-- Working data start --
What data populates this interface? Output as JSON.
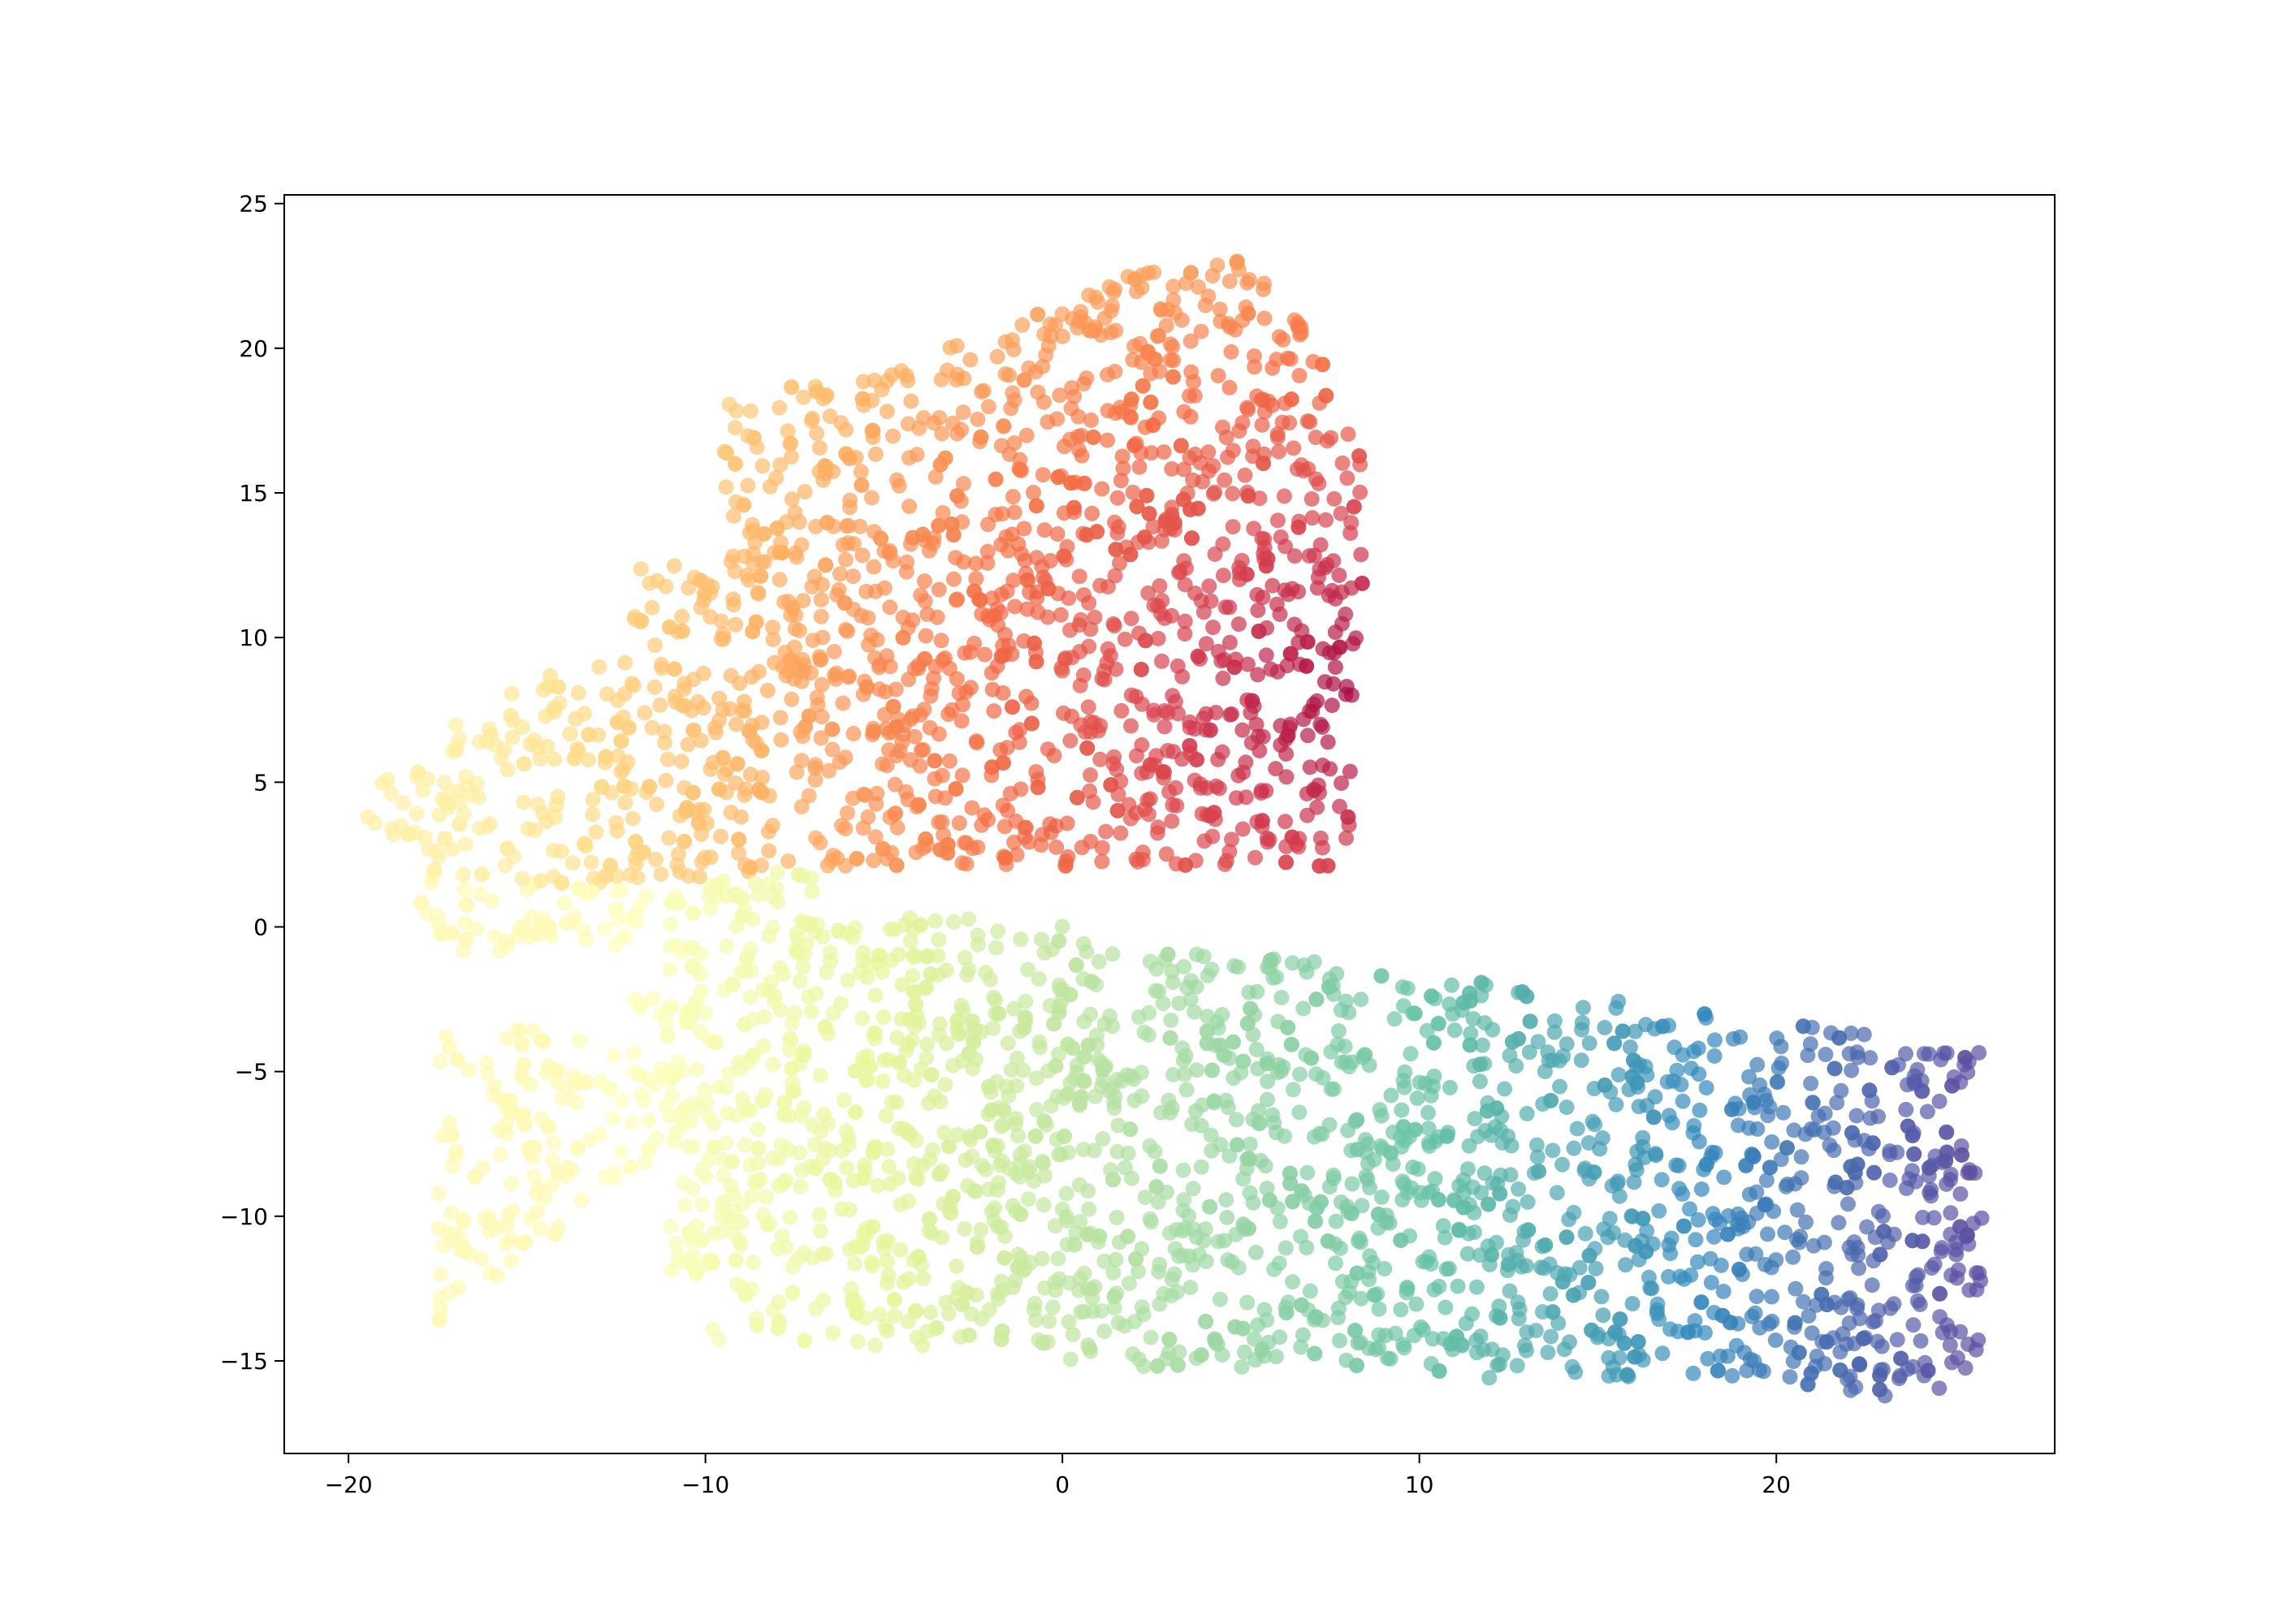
{
  "chart_data": {
    "type": "scatter",
    "title": "",
    "xlabel": "",
    "ylabel": "",
    "xlim": [
      -21.8,
      27.8
    ],
    "ylim": [
      -18.2,
      25.3
    ],
    "grid": false,
    "legend": "none",
    "x_ticks": [
      -20,
      -10,
      0,
      10,
      20
    ],
    "y_ticks": [
      -15,
      -10,
      -5,
      0,
      5,
      10,
      15,
      20,
      25
    ],
    "x_tick_labels": [
      "−20",
      "−10",
      "0",
      "10",
      "20"
    ],
    "y_tick_labels": [
      "−15",
      "−10",
      "−5",
      "0",
      "5",
      "10",
      "15",
      "20",
      "25"
    ],
    "colormap": "Spectral",
    "marker_alpha": 0.7,
    "approx_point_count": 4000,
    "clusters": [
      {
        "name": "",
        "description_region": "upper",
        "x_range": [
          -19.5,
          8.5
        ],
        "y_range": [
          2.0,
          23.2
        ],
        "color_range": [
          "#fee08b",
          "#9e0142"
        ]
      },
      {
        "name": "",
        "description_region": "lower",
        "x_range": [
          -18.0,
          25.7
        ],
        "y_range": [
          -16.3,
          0.3
        ],
        "color_range": [
          "#ffffbf",
          "#5e4fa2"
        ]
      }
    ]
  }
}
-- Working data end --
■ **Work to complete**
Each record above must be returned exactly as written, with its pictures omitted.

■ **Response for this exercise**
What data populates this interface? Output as JSON.
{
  "chart_data": {
    "type": "scatter",
    "title": "",
    "xlabel": "",
    "ylabel": "",
    "xlim": [
      -21.8,
      27.8
    ],
    "ylim": [
      -18.2,
      25.3
    ],
    "grid": false,
    "legend": "none",
    "x_ticks": [
      -20,
      -10,
      0,
      10,
      20
    ],
    "y_ticks": [
      -15,
      -10,
      -5,
      0,
      5,
      10,
      15,
      20,
      25
    ],
    "x_tick_labels": [
      "−20",
      "−10",
      "0",
      "10",
      "20"
    ],
    "y_tick_labels": [
      "−15",
      "−10",
      "−5",
      "0",
      "5",
      "10",
      "15",
      "20",
      "25"
    ],
    "colormap": "Spectral",
    "marker_alpha": 0.7,
    "approx_point_count": 4000,
    "clusters": [
      {
        "name": "",
        "description_region": "upper",
        "x_range": [
          -19.5,
          8.5
        ],
        "y_range": [
          2.0,
          23.2
        ],
        "color_range": [
          "#fee08b",
          "#9e0142"
        ]
      },
      {
        "name": "",
        "description_region": "lower",
        "x_range": [
          -18.0,
          25.7
        ],
        "y_range": [
          -16.3,
          0.3
        ],
        "color_range": [
          "#ffffbf",
          "#5e4fa2"
        ]
      }
    ]
  }
}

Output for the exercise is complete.